- _Goal_: Report every line below that holds the word "документов".

- _Dataset entries_:
== == ==

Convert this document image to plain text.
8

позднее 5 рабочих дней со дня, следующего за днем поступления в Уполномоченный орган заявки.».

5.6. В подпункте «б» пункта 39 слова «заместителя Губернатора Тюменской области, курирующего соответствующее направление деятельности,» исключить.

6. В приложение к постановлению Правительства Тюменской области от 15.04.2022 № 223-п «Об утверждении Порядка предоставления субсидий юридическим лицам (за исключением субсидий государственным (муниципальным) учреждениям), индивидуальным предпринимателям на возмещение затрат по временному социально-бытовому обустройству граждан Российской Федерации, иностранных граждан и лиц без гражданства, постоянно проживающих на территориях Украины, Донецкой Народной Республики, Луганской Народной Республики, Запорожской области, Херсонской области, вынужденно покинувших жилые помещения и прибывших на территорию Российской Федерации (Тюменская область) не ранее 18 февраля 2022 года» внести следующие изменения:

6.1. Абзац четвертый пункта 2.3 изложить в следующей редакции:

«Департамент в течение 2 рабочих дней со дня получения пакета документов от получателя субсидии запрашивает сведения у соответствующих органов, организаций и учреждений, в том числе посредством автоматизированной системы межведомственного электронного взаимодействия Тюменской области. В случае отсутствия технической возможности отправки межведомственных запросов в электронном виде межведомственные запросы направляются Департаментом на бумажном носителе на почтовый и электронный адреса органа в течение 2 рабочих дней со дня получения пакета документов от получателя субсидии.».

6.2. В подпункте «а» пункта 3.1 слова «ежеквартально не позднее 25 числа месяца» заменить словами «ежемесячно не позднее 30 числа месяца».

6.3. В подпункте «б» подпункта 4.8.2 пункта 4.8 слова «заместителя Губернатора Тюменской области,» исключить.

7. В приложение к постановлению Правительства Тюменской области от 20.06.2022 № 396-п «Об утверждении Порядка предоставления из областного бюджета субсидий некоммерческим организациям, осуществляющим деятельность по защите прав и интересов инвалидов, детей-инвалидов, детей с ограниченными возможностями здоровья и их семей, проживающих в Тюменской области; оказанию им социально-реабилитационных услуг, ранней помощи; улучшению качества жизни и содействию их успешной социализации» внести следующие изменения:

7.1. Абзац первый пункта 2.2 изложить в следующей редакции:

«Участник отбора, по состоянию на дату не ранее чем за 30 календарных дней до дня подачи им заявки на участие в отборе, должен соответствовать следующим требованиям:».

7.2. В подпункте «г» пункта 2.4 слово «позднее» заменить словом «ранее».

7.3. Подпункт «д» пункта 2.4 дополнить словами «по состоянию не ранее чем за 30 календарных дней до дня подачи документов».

== == ==

- _Worked solution_:
«Департамент в течение 2 рабочих дней со дня получения пакета документов от получателя субсидии запрашивает сведения у соответствующих органов, организаций и учреждений, в том числе посредством автоматизированной системы межведомственного электронного взаимодействия Тюменской области. В случае отсутствия технической возможности отправки межведомственных запросов в электронном виде межведомственные запросы направляются Департаментом на бумажном носителе на почтовый и электронный адреса органа в течение 2 рабочих дней со дня получения пакета документов от получателя субсидии.».
7.3. Подпункт «д» пункта 2.4 дополнить словами «по состоянию не ранее чем за 30 календарных дней до дня подачи документов».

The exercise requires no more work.